* [What the exercise asks]
Among the lines of these entries, how many hold the word "caption"? State only the number.

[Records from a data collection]
# # # # # # #

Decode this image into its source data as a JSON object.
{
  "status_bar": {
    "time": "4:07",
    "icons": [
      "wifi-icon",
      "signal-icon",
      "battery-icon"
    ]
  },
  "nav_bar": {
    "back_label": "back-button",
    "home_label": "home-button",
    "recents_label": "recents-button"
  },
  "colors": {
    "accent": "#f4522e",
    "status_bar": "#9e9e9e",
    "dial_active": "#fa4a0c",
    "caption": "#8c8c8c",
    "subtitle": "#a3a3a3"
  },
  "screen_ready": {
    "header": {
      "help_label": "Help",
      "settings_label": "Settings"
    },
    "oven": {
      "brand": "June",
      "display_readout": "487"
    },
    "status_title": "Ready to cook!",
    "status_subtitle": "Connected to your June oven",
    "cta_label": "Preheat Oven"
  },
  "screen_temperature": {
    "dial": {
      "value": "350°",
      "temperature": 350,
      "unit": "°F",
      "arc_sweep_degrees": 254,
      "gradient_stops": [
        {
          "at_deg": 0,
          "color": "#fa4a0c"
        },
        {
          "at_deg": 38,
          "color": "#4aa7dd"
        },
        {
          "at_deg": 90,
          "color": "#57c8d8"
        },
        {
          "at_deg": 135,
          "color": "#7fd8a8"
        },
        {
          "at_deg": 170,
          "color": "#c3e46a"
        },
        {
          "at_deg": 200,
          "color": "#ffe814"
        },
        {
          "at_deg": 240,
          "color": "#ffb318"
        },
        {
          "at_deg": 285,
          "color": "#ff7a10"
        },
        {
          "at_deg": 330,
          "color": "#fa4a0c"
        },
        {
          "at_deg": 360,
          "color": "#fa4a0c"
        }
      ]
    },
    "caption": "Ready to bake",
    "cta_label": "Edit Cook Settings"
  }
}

# # # # # # #

* [The answer]
2